YOUR INSTRUCTIONS:
From the listing below, pull out every line where the string "name" appears.

A run of records
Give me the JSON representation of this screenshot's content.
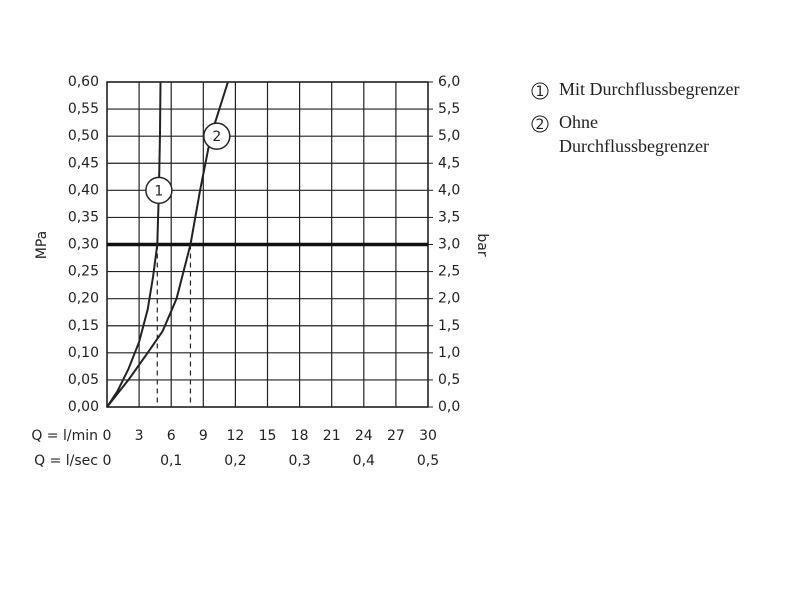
{
  "chart_data": {
    "type": "line",
    "ylabel": "MPa",
    "y2label": "bar",
    "xlabel": "Q = l/min",
    "x2label": "Q = l/sec",
    "xlim": [
      0,
      30
    ],
    "xticks": [
      0,
      3,
      6,
      9,
      12,
      15,
      18,
      21,
      24,
      27,
      30
    ],
    "x2lim": [
      0,
      0.5
    ],
    "x2ticks": [
      0,
      {
        "value": 0.1,
        "label": "0,1"
      },
      {
        "value": 0.2,
        "label": "0,2"
      },
      {
        "value": 0.3,
        "label": "0,3"
      },
      {
        "value": 0.4,
        "label": "0,4"
      },
      {
        "value": 0.5,
        "label": "0,5"
      }
    ],
    "ylim": [
      0,
      0.6
    ],
    "yticks": [
      {
        "value": 0,
        "label": "0,00"
      },
      {
        "value": 0.05,
        "label": "0,05"
      },
      {
        "value": 0.1,
        "label": "0,10"
      },
      {
        "value": 0.15,
        "label": "0,15"
      },
      {
        "value": 0.2,
        "label": "0,20"
      },
      {
        "value": 0.25,
        "label": "0,25"
      },
      {
        "value": 0.3,
        "label": "0,30"
      },
      {
        "value": 0.35,
        "label": "0,35"
      },
      {
        "value": 0.4,
        "label": "0,40"
      },
      {
        "value": 0.45,
        "label": "0,45"
      },
      {
        "value": 0.5,
        "label": "0,50"
      },
      {
        "value": 0.55,
        "label": "0,55"
      },
      {
        "value": 0.6,
        "label": "0,60"
      }
    ],
    "y2lim": [
      0,
      6
    ],
    "y2ticks": [
      {
        "value": 0,
        "label": "0,0"
      },
      {
        "value": 0.5,
        "label": "0,5"
      },
      {
        "value": 1,
        "label": "1,0"
      },
      {
        "value": 1.5,
        "label": "1,5"
      },
      {
        "value": 2,
        "label": "2,0"
      },
      {
        "value": 2.5,
        "label": "2,5"
      },
      {
        "value": 3,
        "label": "3,0"
      },
      {
        "value": 3.5,
        "label": "3,5"
      },
      {
        "value": 4,
        "label": "4,0"
      },
      {
        "value": 4.5,
        "label": "4,5"
      },
      {
        "value": 5,
        "label": "5,0"
      },
      {
        "value": 5.5,
        "label": "5,5"
      },
      {
        "value": 6,
        "label": "6,0"
      }
    ],
    "hline": 0.3,
    "grid": true,
    "series": [
      {
        "name": "Mit Durchflussbegrenzer",
        "marker": "1",
        "color": "#222222",
        "x": [
          0,
          1,
          2,
          3,
          3.8,
          4.3,
          4.7,
          4.85,
          4.95,
          5.0
        ],
        "values": [
          0,
          0.03,
          0.07,
          0.12,
          0.18,
          0.24,
          0.3,
          0.4,
          0.5,
          0.6
        ]
      },
      {
        "name": "Ohne Durchflussbegrenzer",
        "marker": "2",
        "color": "#222222",
        "x": [
          0,
          2,
          3.8,
          5.2,
          6.5,
          7.8,
          8.7,
          9.7,
          11.3
        ],
        "values": [
          0,
          0.05,
          0.1,
          0.14,
          0.2,
          0.3,
          0.4,
          0.5,
          0.6
        ]
      }
    ]
  }
}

OUTPUT BELOW:
        "name": "Mit Durchflussbegrenzer",
        "name": "Ohne Durchflussbegrenzer",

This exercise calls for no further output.